## WHAT THE TASK REQUIRES
Gather all lines with "النجار" from the records.

## PROVIDED ENTRIES
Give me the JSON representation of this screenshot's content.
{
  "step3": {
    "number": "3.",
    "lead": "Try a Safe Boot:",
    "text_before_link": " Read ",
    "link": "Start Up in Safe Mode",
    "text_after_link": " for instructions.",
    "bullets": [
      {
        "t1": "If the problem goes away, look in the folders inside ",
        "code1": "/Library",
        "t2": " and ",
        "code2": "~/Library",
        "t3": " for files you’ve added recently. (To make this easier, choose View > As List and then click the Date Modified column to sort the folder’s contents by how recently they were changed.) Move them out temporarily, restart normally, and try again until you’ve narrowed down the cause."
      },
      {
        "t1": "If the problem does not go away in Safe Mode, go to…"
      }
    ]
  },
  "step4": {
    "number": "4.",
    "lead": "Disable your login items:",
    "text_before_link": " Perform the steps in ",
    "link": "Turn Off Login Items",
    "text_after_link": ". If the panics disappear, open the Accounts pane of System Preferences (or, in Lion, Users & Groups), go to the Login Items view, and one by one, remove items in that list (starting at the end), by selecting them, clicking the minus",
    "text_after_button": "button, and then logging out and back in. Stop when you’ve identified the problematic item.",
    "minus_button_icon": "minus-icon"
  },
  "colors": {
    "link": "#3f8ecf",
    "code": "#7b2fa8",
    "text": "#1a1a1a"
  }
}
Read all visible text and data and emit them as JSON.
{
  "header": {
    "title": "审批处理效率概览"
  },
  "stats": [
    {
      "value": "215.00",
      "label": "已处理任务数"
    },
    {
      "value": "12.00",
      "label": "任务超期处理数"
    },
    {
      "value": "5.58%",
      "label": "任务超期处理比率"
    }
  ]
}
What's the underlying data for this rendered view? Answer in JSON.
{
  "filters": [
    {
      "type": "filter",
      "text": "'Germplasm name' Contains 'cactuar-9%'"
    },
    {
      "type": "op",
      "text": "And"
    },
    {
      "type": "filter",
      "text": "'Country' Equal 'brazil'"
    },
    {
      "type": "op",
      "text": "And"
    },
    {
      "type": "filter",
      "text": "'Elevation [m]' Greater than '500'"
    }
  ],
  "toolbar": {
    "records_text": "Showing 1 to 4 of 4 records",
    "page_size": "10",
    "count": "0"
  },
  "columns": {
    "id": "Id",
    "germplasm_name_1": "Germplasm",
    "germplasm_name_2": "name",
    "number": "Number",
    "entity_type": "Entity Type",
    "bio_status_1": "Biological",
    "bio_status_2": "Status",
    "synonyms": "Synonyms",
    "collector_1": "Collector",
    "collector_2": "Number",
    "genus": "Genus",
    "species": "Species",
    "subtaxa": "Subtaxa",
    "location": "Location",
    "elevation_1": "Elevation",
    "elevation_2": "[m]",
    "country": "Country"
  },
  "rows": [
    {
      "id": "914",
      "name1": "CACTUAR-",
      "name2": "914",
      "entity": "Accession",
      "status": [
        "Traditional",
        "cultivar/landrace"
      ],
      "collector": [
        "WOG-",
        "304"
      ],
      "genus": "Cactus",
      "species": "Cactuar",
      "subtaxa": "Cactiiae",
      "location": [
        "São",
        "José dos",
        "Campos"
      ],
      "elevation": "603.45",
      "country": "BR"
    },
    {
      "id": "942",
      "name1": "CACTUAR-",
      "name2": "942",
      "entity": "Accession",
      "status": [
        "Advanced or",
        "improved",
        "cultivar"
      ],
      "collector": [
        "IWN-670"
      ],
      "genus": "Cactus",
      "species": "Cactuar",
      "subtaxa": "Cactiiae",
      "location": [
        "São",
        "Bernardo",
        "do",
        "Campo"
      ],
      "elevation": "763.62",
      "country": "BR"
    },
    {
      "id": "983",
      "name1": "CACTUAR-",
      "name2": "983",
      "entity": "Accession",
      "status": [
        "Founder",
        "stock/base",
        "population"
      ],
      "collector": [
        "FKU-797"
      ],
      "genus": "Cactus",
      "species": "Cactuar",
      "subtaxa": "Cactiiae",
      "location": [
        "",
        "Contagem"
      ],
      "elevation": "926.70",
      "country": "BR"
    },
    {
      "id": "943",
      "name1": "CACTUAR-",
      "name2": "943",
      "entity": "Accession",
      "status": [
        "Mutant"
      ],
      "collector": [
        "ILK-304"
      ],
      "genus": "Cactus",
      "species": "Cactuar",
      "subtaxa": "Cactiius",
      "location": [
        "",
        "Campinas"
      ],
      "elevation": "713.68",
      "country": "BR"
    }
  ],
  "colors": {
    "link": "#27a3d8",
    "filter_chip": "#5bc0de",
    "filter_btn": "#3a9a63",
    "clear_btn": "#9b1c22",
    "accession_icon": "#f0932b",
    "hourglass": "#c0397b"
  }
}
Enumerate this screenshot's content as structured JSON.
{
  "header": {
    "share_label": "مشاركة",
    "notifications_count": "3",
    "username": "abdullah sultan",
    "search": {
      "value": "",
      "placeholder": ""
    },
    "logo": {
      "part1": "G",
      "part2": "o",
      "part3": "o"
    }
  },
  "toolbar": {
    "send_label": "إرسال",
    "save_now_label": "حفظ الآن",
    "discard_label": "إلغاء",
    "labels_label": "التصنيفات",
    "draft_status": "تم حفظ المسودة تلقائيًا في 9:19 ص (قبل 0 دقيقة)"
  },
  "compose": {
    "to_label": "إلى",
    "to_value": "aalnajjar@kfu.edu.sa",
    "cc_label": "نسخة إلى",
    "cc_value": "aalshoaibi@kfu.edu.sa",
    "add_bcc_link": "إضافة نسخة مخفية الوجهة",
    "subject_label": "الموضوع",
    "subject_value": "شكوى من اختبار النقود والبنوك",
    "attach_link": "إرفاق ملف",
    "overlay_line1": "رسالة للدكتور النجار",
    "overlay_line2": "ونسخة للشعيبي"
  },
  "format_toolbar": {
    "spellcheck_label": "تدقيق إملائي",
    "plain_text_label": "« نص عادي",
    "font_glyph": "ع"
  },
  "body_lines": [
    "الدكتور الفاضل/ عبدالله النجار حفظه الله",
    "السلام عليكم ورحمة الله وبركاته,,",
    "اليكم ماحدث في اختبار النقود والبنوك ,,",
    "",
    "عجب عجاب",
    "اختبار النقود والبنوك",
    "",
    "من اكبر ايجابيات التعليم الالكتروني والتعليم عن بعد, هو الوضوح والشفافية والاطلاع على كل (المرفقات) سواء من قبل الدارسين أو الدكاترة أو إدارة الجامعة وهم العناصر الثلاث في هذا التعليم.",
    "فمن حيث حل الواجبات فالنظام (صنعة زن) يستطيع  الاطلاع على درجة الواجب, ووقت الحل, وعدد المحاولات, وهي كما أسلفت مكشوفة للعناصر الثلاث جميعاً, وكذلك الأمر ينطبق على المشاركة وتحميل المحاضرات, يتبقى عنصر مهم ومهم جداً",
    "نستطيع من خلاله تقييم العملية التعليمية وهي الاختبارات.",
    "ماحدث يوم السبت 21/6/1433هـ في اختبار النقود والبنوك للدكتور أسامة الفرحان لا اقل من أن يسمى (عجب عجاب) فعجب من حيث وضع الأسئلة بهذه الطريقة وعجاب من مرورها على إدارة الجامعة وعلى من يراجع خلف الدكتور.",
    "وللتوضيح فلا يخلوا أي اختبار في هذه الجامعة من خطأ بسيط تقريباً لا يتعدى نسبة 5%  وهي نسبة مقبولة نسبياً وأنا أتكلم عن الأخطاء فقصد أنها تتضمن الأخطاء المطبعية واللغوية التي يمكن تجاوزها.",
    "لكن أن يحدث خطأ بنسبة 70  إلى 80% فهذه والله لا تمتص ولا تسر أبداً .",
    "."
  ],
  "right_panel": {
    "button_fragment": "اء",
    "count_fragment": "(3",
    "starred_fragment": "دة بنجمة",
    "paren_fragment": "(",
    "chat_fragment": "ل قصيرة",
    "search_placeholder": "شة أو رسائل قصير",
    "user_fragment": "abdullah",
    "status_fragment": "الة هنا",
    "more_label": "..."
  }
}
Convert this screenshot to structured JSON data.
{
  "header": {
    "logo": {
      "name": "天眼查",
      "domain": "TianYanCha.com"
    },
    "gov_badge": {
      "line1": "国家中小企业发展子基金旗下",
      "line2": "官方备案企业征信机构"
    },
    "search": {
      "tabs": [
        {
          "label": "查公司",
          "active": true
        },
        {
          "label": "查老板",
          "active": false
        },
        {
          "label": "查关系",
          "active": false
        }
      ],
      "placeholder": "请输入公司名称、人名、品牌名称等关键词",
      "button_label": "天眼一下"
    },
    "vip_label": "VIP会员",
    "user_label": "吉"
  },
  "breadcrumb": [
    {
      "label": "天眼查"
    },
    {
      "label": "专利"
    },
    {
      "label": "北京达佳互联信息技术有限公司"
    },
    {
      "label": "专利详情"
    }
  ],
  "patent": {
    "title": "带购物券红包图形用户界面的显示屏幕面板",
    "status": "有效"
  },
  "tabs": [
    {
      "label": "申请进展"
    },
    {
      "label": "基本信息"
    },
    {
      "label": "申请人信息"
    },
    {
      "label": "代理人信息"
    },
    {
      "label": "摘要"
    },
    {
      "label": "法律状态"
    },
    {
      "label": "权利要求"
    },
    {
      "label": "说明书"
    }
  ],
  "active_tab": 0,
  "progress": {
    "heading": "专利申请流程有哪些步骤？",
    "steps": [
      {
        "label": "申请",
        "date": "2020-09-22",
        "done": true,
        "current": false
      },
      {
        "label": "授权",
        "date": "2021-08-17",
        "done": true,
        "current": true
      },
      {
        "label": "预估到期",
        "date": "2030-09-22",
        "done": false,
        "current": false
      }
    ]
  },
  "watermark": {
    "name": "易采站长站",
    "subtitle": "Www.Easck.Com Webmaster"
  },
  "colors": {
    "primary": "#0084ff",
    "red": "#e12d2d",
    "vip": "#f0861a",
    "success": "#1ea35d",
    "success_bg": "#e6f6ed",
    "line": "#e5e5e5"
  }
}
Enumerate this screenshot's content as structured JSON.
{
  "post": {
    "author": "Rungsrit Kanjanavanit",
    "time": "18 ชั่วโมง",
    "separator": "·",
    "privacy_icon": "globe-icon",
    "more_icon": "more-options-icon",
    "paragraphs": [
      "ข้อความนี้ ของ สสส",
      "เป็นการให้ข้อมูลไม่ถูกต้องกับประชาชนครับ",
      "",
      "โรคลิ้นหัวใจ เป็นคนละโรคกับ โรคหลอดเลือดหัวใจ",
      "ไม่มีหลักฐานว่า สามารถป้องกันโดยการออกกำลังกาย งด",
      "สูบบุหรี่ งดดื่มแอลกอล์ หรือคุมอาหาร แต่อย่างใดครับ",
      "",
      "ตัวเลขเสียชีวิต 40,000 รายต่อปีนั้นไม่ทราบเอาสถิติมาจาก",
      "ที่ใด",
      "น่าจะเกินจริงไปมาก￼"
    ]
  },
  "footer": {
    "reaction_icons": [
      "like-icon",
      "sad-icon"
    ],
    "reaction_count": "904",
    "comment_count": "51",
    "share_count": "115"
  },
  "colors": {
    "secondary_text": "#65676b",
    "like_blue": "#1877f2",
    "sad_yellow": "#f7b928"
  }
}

## OUTPUT OF THE EXERCISE
    "overlay_line1": "رسالة للدكتور النجار",
    "الدكتور الفاضل/ عبدالله النجار حفظه الله",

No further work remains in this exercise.